What the task asks = Search the material below for the string "color" and list each line that holds it.
++++
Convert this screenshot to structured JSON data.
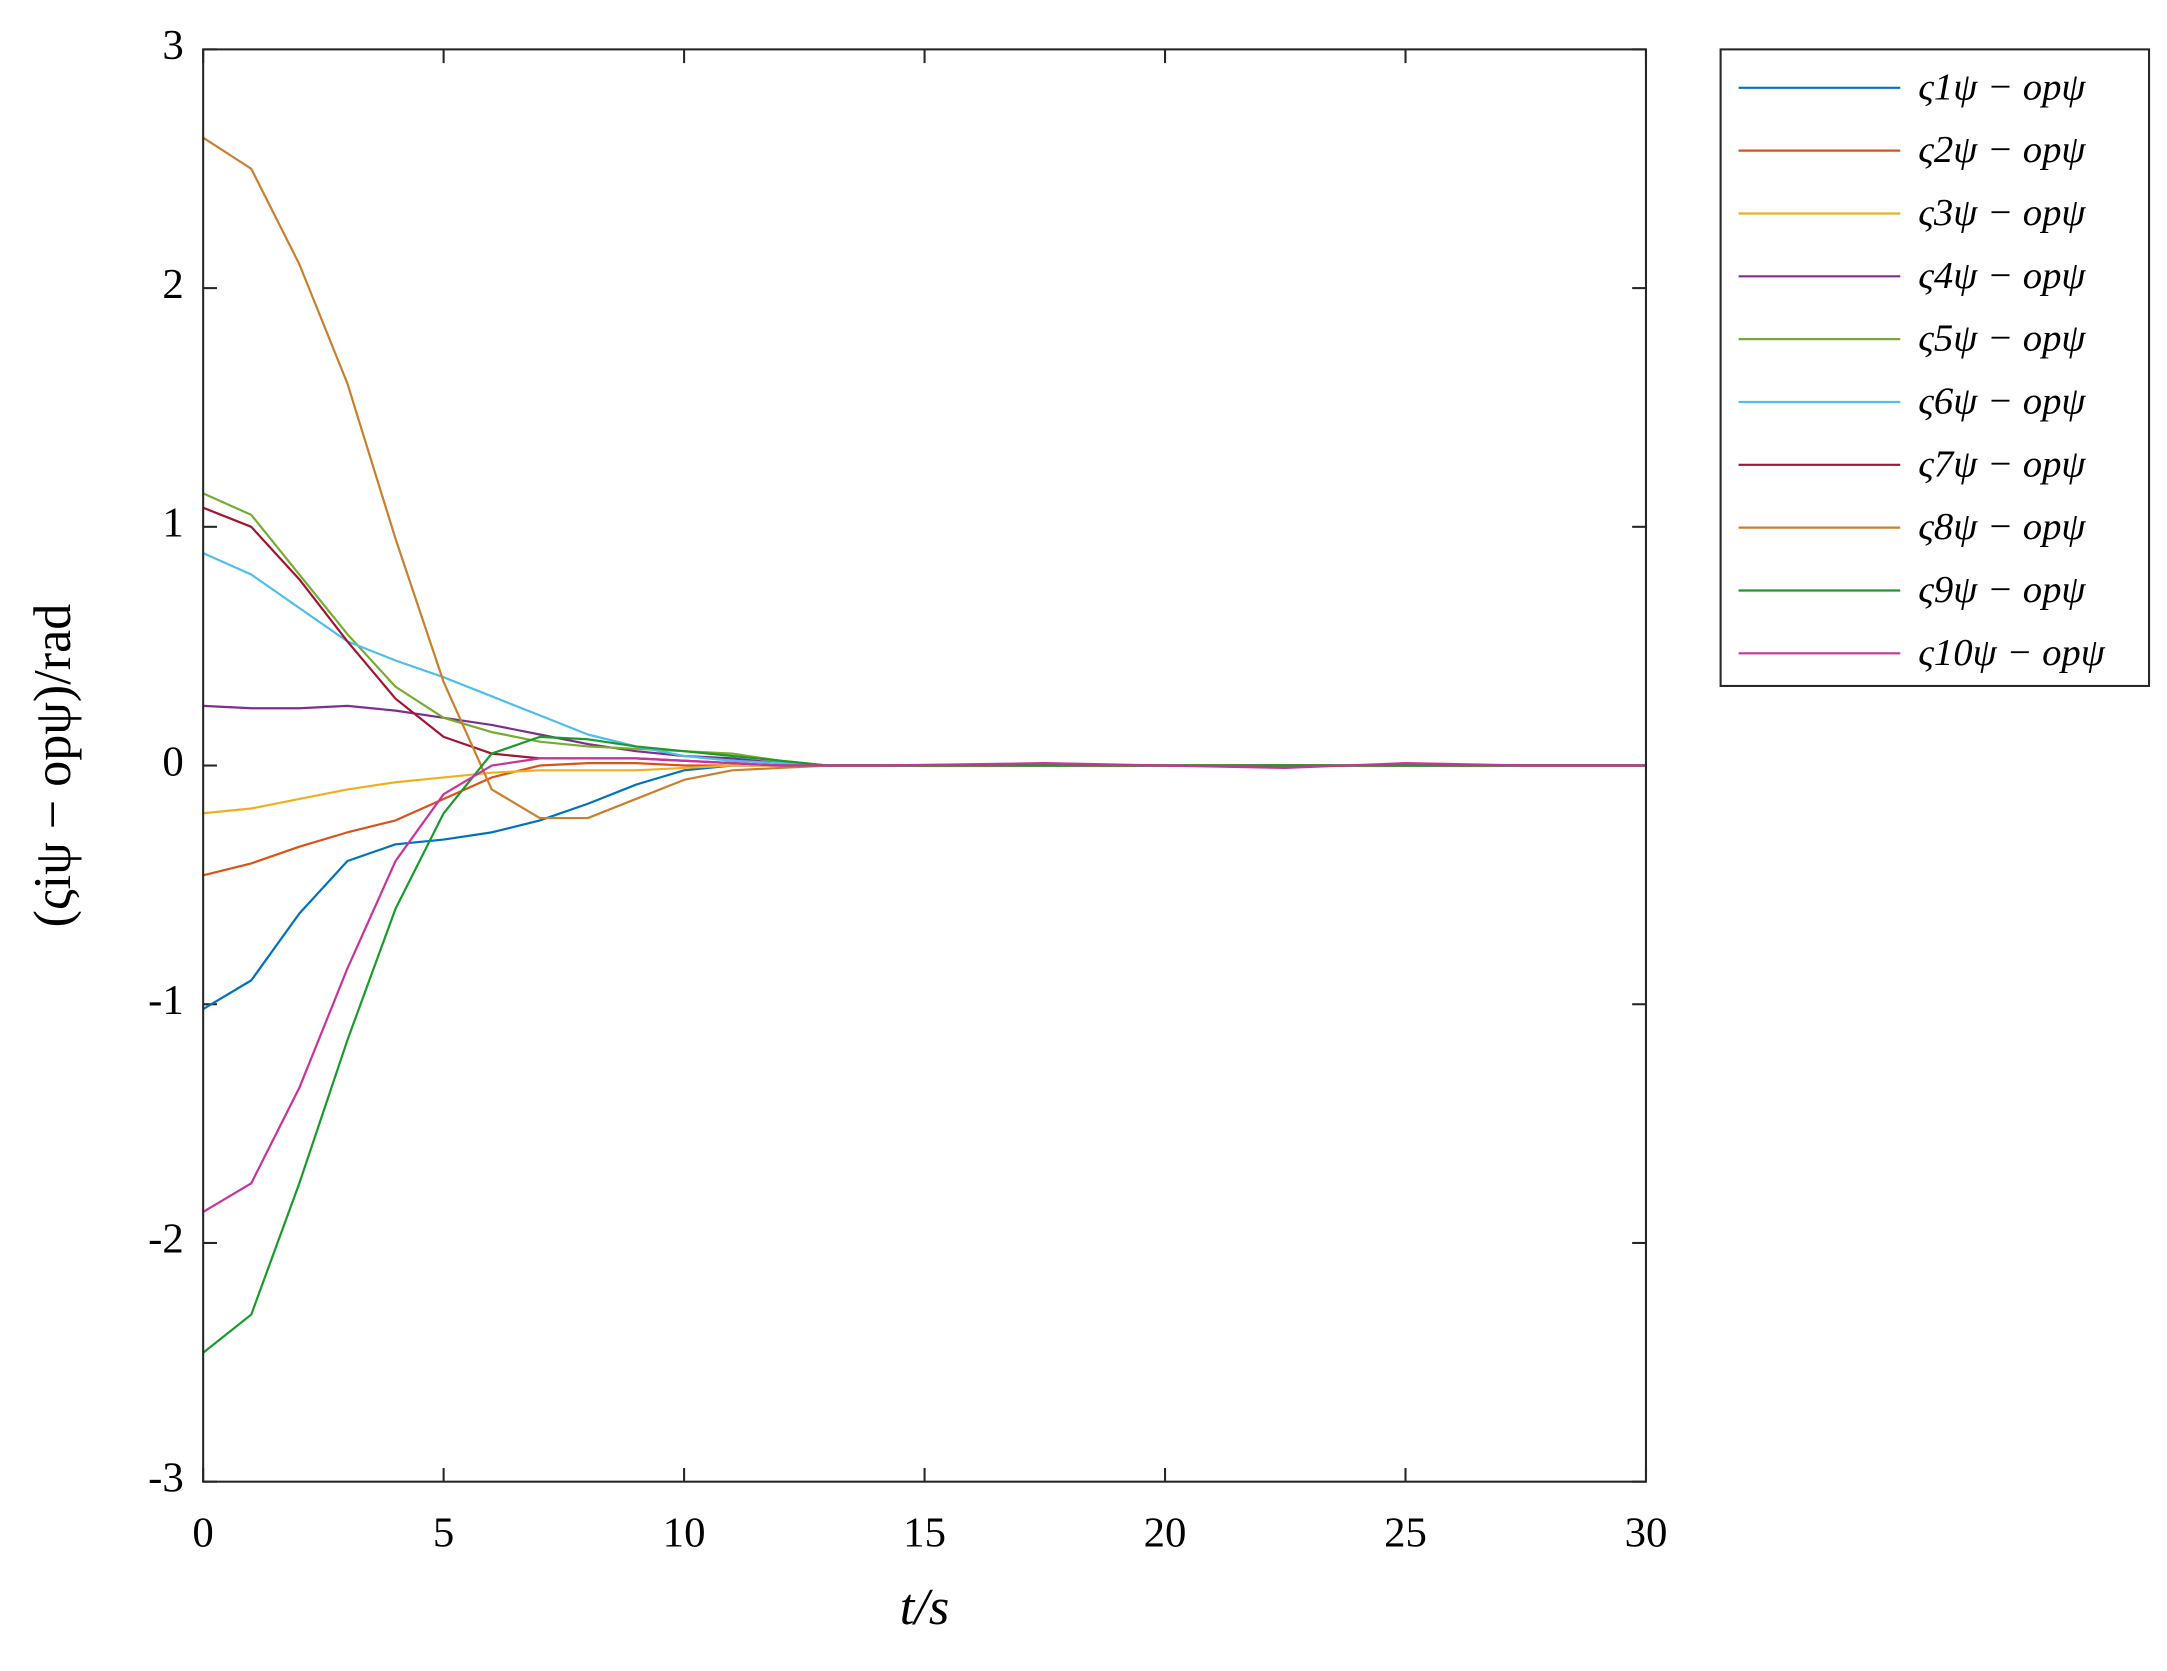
{
  "chart_data": {
    "type": "line",
    "xlabel": "t/s",
    "ylabel": "(ςiψ − opψ)/rad",
    "x": [
      0,
      1,
      2,
      3,
      4,
      5,
      6,
      7,
      8,
      9,
      10,
      11,
      12,
      13,
      14,
      17.5,
      20,
      22.5,
      25,
      27.5,
      30
    ],
    "xlim": [
      0,
      30
    ],
    "xticks": [
      0,
      5,
      10,
      15,
      20,
      25,
      30
    ],
    "ylim": [
      -3,
      3
    ],
    "yticks": [
      -3,
      -2,
      -1,
      0,
      1,
      2,
      3
    ],
    "legend": "outside-upper-right",
    "series": [
      {
        "name": "ς1ψ − opψ",
        "color": "#0072bd",
        "values": [
          -1.02,
          -0.9,
          -0.62,
          -0.4,
          -0.33,
          -0.31,
          -0.28,
          -0.23,
          -0.16,
          -0.08,
          -0.02,
          0,
          0,
          0,
          0,
          0,
          0,
          0,
          0,
          0,
          0
        ]
      },
      {
        "name": "ς2ψ − opψ",
        "color": "#d95319",
        "values": [
          -0.46,
          -0.41,
          -0.34,
          -0.28,
          -0.23,
          -0.14,
          -0.05,
          0,
          0.01,
          0.01,
          0,
          0,
          0,
          0,
          0,
          0,
          0,
          0,
          0,
          0,
          0
        ]
      },
      {
        "name": "ς3ψ − opψ",
        "color": "#edb120",
        "values": [
          -0.2,
          -0.18,
          -0.14,
          -0.1,
          -0.07,
          -0.05,
          -0.03,
          -0.02,
          -0.02,
          -0.02,
          -0.01,
          0,
          0,
          0,
          0,
          0,
          0,
          0,
          0,
          0,
          0
        ]
      },
      {
        "name": "ς4ψ − opψ",
        "color": "#7e2f8e",
        "values": [
          0.25,
          0.24,
          0.24,
          0.25,
          0.23,
          0.2,
          0.17,
          0.13,
          0.09,
          0.06,
          0.04,
          0.03,
          0.01,
          0,
          0,
          0,
          0,
          0,
          0,
          0,
          0
        ]
      },
      {
        "name": "ς5ψ − opψ",
        "color": "#77ac30",
        "values": [
          1.14,
          1.05,
          0.8,
          0.55,
          0.33,
          0.2,
          0.14,
          0.1,
          0.08,
          0.07,
          0.06,
          0.05,
          0.02,
          0,
          0,
          0,
          0,
          0,
          0,
          0,
          0
        ]
      },
      {
        "name": "ς6ψ − opψ",
        "color": "#4dbeee",
        "values": [
          0.89,
          0.8,
          0.66,
          0.52,
          0.44,
          0.37,
          0.29,
          0.21,
          0.13,
          0.08,
          0.04,
          0.02,
          0.01,
          0,
          0,
          0,
          0,
          0,
          0,
          0,
          0
        ]
      },
      {
        "name": "ς7ψ − opψ",
        "color": "#a2142f",
        "values": [
          1.08,
          1.0,
          0.78,
          0.52,
          0.28,
          0.12,
          0.05,
          0.03,
          0.03,
          0.03,
          0.02,
          0.01,
          0,
          0,
          0,
          0,
          0,
          0,
          0,
          0,
          0
        ]
      },
      {
        "name": "ς8ψ − opψ",
        "color": "#c8802e",
        "values": [
          2.63,
          2.5,
          2.1,
          1.6,
          0.95,
          0.35,
          -0.1,
          -0.22,
          -0.22,
          -0.14,
          -0.06,
          -0.02,
          -0.01,
          0,
          0,
          0,
          0,
          0,
          0,
          0,
          0
        ]
      },
      {
        "name": "ς9ψ − opψ",
        "color": "#1a9a2a",
        "values": [
          -2.46,
          -2.3,
          -1.75,
          -1.15,
          -0.6,
          -0.2,
          0.05,
          0.12,
          0.11,
          0.08,
          0.06,
          0.04,
          0.02,
          0,
          0,
          0,
          0,
          0,
          0,
          0,
          0
        ]
      },
      {
        "name": "ς10ψ − opψ",
        "color": "#c9339c",
        "values": [
          -1.87,
          -1.75,
          -1.35,
          -0.85,
          -0.4,
          -0.12,
          0,
          0.03,
          0.03,
          0.03,
          0.02,
          0.01,
          0,
          0,
          0,
          0.01,
          0,
          -0.01,
          0.01,
          0,
          0
        ]
      }
    ]
  }
}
++++
Finished answer =
        "color": "#0072bd",
        "color": "#d95319",
        "color": "#edb120",
        "color": "#7e2f8e",
        "color": "#77ac30",
        "color": "#4dbeee",
        "color": "#a2142f",
        "color": "#c8802e",
        "color": "#1a9a2a",
        "color": "#c9339c",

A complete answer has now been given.